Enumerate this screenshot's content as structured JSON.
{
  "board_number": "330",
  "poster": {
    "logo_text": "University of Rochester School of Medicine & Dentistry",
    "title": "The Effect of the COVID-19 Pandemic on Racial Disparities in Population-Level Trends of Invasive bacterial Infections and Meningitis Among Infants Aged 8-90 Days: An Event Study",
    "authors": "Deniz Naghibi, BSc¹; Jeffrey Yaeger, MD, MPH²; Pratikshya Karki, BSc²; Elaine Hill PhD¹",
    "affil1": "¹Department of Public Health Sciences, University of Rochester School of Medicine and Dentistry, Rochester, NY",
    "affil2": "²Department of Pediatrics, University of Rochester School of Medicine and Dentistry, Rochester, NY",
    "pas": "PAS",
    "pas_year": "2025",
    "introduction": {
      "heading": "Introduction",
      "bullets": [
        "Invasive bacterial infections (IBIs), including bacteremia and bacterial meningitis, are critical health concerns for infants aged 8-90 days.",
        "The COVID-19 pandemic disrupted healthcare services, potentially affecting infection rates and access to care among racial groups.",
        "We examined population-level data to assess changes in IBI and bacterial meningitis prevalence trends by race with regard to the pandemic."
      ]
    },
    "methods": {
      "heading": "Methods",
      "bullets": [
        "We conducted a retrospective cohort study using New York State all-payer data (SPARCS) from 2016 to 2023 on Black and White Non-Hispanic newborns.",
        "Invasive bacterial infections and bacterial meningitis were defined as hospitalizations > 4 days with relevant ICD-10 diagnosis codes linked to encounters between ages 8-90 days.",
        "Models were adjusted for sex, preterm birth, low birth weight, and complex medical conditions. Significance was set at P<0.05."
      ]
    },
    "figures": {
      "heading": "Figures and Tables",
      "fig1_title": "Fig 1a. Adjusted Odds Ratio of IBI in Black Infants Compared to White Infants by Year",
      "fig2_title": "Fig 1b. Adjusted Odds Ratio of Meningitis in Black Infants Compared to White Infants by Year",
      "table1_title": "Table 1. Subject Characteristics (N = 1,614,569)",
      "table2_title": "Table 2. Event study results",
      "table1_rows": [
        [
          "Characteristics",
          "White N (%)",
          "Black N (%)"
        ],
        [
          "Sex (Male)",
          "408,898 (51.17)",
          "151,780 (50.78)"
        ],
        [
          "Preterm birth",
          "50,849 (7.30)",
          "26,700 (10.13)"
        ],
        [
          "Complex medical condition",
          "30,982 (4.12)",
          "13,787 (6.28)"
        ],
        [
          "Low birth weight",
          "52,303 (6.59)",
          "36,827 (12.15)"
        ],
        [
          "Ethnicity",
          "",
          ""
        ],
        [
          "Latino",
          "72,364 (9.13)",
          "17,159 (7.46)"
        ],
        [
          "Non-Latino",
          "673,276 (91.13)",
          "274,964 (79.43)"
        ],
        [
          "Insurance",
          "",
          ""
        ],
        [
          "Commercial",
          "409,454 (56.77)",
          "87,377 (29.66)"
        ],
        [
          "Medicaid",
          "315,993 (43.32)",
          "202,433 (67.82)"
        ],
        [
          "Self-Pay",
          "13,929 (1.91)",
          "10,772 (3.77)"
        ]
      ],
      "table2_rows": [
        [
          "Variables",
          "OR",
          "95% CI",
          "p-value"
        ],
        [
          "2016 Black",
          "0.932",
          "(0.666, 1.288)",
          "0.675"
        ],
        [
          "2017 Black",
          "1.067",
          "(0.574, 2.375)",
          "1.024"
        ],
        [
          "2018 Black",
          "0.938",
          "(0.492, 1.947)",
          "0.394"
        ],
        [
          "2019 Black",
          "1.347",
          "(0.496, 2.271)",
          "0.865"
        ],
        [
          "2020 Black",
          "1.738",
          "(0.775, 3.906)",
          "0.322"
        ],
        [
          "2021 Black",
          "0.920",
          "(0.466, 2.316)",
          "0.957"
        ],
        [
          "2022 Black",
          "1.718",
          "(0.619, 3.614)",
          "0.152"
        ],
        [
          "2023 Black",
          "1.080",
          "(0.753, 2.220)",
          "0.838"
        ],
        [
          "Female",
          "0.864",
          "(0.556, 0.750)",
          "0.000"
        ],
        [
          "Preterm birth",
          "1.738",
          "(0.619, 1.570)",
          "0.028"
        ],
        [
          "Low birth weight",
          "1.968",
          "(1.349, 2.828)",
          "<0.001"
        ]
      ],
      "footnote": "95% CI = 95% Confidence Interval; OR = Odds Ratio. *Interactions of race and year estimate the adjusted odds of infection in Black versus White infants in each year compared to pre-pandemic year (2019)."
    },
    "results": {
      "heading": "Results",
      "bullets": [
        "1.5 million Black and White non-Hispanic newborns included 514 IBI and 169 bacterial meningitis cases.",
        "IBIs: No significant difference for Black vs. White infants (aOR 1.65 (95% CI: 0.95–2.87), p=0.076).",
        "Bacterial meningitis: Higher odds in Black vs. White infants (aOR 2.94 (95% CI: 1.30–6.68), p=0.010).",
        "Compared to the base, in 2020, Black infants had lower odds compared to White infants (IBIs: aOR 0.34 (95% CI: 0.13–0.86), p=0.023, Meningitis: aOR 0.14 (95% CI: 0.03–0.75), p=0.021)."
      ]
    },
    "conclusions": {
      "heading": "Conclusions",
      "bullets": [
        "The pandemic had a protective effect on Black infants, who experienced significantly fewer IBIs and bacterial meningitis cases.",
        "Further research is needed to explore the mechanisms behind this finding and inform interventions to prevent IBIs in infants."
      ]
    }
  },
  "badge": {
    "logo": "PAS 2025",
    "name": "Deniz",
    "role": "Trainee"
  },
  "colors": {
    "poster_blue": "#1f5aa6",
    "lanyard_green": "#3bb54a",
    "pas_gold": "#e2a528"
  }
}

----

* [TASK REQUIREMENTS]: Each line shown above must be repeated exactly.

* [FINISHED EXERCISE]:
Enumerate this screenshot's content as structured JSON.
{
  "board_number": "330",
  "poster": {
    "logo_text": "University of Rochester School of Medicine & Dentistry",
    "title": "The Effect of the COVID-19 Pandemic on Racial Disparities in Population-Level Trends of Invasive bacterial Infections and Meningitis Among Infants Aged 8-90 Days: An Event Study",
    "authors": "Deniz Naghibi, BSc¹; Jeffrey Yaeger, MD, MPH²; Pratikshya Karki, BSc²; Elaine Hill PhD¹",
    "affil1": "¹Department of Public Health Sciences, University of Rochester School of Medicine and Dentistry, Rochester, NY",
    "affil2": "²Department of Pediatrics, University of Rochester School of Medicine and Dentistry, Rochester, NY",
    "pas": "PAS",
    "pas_year": "2025",
    "introduction": {
      "heading": "Introduction",
      "bullets": [
        "Invasive bacterial infections (IBIs), including bacteremia and bacterial meningitis, are critical health concerns for infants aged 8-90 days.",
        "The COVID-19 pandemic disrupted healthcare services, potentially affecting infection rates and access to care among racial groups.",
        "We examined population-level data to assess changes in IBI and bacterial meningitis prevalence trends by race with regard to the pandemic."
      ]
    },
    "methods": {
      "heading": "Methods",
      "bullets": [
        "We conducted a retrospective cohort study using New York State all-payer data (SPARCS) from 2016 to 2023 on Black and White Non-Hispanic newborns.",
        "Invasive bacterial infections and bacterial meningitis were defined as hospitalizations > 4 days with relevant ICD-10 diagnosis codes linked to encounters between ages 8-90 days.",
        "Models were adjusted for sex, preterm birth, low birth weight, and complex medical conditions. Significance was set at P<0.05."
      ]
    },
    "figures": {
      "heading": "Figures and Tables",
      "fig1_title": "Fig 1a. Adjusted Odds Ratio of IBI in Black Infants Compared to White Infants by Year",
      "fig2_title": "Fig 1b. Adjusted Odds Ratio of Meningitis in Black Infants Compared to White Infants by Year",
      "table1_title": "Table 1. Subject Characteristics (N = 1,614,569)",
      "table2_title": "Table 2. Event study results",
      "table1_rows": [
        [
          "Characteristics",
          "White N (%)",
          "Black N (%)"
        ],
        [
          "Sex (Male)",
          "408,898 (51.17)",
          "151,780 (50.78)"
        ],
        [
          "Preterm birth",
          "50,849 (7.30)",
          "26,700 (10.13)"
        ],
        [
          "Complex medical condition",
          "30,982 (4.12)",
          "13,787 (6.28)"
        ],
        [
          "Low birth weight",
          "52,303 (6.59)",
          "36,827 (12.15)"
        ],
        [
          "Ethnicity",
          "",
          ""
        ],
        [
          "Latino",
          "72,364 (9.13)",
          "17,159 (7.46)"
        ],
        [
          "Non-Latino",
          "673,276 (91.13)",
          "274,964 (79.43)"
        ],
        [
          "Insurance",
          "",
          ""
        ],
        [
          "Commercial",
          "409,454 (56.77)",
          "87,377 (29.66)"
        ],
        [
          "Medicaid",
          "315,993 (43.32)",
          "202,433 (67.82)"
        ],
        [
          "Self-Pay",
          "13,929 (1.91)",
          "10,772 (3.77)"
        ]
      ],
      "table2_rows": [
        [
          "Variables",
          "OR",
          "95% CI",
          "p-value"
        ],
        [
          "2016 Black",
          "0.932",
          "(0.666, 1.288)",
          "0.675"
        ],
        [
          "2017 Black",
          "1.067",
          "(0.574, 2.375)",
          "1.024"
        ],
        [
          "2018 Black",
          "0.938",
          "(0.492, 1.947)",
          "0.394"
        ],
        [
          "2019 Black",
          "1.347",
          "(0.496, 2.271)",
          "0.865"
        ],
        [
          "2020 Black",
          "1.738",
          "(0.775, 3.906)",
          "0.322"
        ],
        [
          "2021 Black",
          "0.920",
          "(0.466, 2.316)",
          "0.957"
        ],
        [
          "2022 Black",
          "1.718",
          "(0.619, 3.614)",
          "0.152"
        ],
        [
          "2023 Black",
          "1.080",
          "(0.753, 2.220)",
          "0.838"
        ],
        [
          "Female",
          "0.864",
          "(0.556, 0.750)",
          "0.000"
        ],
        [
          "Preterm birth",
          "1.738",
          "(0.619, 1.570)",
          "0.028"
        ],
        [
          "Low birth weight",
          "1.968",
          "(1.349, 2.828)",
          "<0.001"
        ]
      ],
      "footnote": "95% CI = 95% Confidence Interval; OR = Odds Ratio. *Interactions of race and year estimate the adjusted odds of infection in Black versus White infants in each year compared to pre-pandemic year (2019)."
    },
    "results": {
      "heading": "Results",
      "bullets": [
        "1.5 million Black and White non-Hispanic newborns included 514 IBI and 169 bacterial meningitis cases.",
        "IBIs: No significant difference for Black vs. White infants (aOR 1.65 (95% CI: 0.95–2.87), p=0.076).",
        "Bacterial meningitis: Higher odds in Black vs. White infants (aOR 2.94 (95% CI: 1.30–6.68), p=0.010).",
        "Compared to the base, in 2020, Black infants had lower odds compared to White infants (IBIs: aOR 0.34 (95% CI: 0.13–0.86), p=0.023, Meningitis: aOR 0.14 (95% CI: 0.03–0.75), p=0.021)."
      ]
    },
    "conclusions": {
      "heading": "Conclusions",
      "bullets": [
        "The pandemic had a protective effect on Black infants, who experienced significantly fewer IBIs and bacterial meningitis cases.",
        "Further research is needed to explore the mechanisms behind this finding and inform interventions to prevent IBIs in infants."
      ]
    }
  },
  "badge": {
    "logo": "PAS 2025",
    "name": "Deniz",
    "role": "Trainee"
  },
  "colors": {
    "poster_blue": "#1f5aa6",
    "lanyard_green": "#3bb54a",
    "pas_gold": "#e2a528"
  }
}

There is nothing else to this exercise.